Data extracted from a collection
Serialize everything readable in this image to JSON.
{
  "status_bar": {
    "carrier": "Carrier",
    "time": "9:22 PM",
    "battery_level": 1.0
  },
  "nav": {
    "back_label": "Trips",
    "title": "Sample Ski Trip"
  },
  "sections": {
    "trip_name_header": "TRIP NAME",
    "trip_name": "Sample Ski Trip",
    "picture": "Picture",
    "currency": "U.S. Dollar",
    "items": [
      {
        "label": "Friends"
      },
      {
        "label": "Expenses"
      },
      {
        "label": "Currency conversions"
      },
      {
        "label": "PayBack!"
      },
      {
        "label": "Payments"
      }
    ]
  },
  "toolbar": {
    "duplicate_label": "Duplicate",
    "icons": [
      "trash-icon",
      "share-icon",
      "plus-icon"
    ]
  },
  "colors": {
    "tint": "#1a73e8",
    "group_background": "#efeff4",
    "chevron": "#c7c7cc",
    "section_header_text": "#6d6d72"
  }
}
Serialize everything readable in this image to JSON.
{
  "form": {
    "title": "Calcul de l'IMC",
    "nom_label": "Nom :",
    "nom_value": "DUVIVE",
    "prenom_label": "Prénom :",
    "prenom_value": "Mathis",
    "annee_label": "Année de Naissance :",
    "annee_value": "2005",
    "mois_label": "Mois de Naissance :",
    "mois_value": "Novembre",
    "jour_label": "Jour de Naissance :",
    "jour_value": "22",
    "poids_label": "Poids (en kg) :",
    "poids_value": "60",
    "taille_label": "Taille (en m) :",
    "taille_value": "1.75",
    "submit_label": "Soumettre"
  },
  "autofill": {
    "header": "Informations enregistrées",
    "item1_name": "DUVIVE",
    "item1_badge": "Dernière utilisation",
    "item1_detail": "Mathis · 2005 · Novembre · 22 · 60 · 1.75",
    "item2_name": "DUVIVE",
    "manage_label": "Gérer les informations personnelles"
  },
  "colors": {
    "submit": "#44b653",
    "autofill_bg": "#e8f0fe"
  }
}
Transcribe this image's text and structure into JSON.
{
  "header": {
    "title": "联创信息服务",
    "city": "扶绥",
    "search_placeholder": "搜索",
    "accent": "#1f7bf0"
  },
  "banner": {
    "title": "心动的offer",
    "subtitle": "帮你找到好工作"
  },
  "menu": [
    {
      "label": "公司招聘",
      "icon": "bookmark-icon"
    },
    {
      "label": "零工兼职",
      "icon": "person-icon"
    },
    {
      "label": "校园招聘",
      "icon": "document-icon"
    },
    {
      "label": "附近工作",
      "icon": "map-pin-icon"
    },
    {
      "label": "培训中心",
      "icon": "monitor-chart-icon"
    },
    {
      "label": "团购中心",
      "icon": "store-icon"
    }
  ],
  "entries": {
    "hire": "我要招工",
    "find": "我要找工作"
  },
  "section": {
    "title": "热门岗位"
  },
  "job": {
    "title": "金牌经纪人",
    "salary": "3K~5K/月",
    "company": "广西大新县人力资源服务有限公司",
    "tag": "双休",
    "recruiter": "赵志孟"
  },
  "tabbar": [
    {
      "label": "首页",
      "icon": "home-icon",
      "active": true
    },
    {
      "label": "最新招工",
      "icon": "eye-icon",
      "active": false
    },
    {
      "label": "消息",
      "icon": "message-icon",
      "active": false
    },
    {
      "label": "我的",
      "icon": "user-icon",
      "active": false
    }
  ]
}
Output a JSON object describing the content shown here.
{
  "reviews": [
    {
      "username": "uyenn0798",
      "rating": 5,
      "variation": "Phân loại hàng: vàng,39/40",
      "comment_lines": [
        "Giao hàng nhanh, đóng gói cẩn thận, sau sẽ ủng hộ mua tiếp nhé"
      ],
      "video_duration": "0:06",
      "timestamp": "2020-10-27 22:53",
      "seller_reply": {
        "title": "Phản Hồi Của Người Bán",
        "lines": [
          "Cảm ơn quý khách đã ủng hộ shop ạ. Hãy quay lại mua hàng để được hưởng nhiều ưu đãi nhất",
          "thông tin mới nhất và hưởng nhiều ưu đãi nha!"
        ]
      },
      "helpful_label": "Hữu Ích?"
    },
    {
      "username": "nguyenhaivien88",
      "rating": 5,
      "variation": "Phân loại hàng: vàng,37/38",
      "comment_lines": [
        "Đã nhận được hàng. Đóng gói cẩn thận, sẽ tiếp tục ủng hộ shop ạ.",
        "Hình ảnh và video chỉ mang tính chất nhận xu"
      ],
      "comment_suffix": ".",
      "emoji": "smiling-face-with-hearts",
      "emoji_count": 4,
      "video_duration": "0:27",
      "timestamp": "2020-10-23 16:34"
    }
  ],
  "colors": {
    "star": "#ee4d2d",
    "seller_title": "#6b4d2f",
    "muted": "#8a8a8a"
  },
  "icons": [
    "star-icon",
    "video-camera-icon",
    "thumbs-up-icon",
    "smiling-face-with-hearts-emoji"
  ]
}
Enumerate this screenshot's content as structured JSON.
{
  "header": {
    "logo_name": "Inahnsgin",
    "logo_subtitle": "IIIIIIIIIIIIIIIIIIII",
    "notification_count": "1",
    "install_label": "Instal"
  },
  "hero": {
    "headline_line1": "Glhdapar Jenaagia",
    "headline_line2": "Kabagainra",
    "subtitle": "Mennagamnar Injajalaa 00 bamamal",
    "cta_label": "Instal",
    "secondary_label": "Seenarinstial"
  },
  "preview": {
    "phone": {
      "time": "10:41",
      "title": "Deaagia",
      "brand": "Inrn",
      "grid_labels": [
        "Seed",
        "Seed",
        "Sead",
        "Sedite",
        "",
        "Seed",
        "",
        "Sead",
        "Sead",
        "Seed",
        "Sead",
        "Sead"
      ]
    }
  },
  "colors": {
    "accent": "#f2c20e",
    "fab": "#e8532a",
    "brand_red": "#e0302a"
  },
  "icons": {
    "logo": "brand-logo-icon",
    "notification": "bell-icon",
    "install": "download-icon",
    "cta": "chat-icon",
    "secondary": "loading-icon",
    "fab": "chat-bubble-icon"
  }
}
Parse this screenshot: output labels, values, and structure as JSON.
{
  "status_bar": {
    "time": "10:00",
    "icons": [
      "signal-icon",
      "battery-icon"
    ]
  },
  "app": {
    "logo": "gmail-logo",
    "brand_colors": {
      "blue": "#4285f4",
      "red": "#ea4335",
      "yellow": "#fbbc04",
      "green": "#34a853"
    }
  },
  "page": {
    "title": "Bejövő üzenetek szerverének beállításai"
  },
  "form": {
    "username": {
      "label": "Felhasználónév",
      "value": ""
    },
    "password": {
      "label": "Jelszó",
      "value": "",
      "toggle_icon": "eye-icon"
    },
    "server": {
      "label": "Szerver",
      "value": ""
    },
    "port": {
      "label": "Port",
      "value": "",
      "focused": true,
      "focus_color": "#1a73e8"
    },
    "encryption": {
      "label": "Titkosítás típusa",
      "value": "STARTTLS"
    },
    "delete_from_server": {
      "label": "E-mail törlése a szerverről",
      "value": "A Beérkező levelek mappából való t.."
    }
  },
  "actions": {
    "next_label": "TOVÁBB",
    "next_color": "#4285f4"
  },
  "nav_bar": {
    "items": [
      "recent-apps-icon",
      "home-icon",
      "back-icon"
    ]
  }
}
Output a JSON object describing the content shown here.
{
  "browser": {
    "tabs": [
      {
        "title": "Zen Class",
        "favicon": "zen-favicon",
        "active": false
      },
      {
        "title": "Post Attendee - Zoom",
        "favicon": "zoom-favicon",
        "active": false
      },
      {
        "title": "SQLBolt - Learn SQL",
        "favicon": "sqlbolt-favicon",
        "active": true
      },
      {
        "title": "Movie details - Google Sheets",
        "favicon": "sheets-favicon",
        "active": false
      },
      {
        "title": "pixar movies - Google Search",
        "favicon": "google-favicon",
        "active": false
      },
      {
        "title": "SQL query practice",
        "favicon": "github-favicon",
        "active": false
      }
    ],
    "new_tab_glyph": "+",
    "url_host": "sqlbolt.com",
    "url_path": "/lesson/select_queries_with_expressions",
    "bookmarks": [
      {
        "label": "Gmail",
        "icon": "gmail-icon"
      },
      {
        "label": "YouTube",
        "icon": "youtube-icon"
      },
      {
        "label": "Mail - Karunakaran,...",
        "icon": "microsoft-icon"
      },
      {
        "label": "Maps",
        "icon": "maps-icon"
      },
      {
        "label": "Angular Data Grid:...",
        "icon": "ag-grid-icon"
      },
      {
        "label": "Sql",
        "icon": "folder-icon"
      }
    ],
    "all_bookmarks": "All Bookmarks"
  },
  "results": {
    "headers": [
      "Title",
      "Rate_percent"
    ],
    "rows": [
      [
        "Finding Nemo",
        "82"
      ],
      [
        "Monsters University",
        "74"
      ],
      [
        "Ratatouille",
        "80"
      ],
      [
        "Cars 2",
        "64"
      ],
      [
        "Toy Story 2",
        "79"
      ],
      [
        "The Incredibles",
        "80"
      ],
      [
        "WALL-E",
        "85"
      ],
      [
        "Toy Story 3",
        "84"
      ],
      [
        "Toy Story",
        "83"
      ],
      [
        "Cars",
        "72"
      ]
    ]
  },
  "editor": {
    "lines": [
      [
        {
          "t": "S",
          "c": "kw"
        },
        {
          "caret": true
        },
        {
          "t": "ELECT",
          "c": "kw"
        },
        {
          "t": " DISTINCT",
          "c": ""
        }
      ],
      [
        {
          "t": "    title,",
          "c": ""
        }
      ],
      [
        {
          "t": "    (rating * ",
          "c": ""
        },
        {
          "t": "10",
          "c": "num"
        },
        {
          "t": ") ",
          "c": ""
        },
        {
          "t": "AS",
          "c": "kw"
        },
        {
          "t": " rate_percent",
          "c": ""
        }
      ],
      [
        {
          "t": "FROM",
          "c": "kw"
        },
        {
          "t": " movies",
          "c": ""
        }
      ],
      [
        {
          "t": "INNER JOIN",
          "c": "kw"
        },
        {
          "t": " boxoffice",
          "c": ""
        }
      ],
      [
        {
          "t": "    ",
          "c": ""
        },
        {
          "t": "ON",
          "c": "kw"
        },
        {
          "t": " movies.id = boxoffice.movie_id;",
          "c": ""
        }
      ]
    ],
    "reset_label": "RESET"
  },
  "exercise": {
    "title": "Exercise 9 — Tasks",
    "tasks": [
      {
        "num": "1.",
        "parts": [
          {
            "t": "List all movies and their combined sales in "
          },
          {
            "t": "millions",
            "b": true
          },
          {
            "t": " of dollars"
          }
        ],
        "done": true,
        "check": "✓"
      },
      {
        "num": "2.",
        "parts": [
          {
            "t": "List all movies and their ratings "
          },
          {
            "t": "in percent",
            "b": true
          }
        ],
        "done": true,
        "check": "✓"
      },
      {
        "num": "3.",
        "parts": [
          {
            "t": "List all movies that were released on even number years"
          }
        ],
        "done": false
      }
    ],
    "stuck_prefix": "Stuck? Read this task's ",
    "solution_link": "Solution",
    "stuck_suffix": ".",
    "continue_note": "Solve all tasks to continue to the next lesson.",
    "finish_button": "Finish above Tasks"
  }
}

-- DIRECTION --
Return every line from the records above that holds the word "JSON".

-- REPLY --
Serialize everything readable in this image to JSON.
Serialize everything readable in this image to JSON.
Transcribe this image's text and structure into JSON.
Output a JSON object describing the content shown here.
Enumerate this screenshot's content as structured JSON.
Parse this screenshot: output labels, values, and structure as JSON.
Output a JSON object describing the content shown here.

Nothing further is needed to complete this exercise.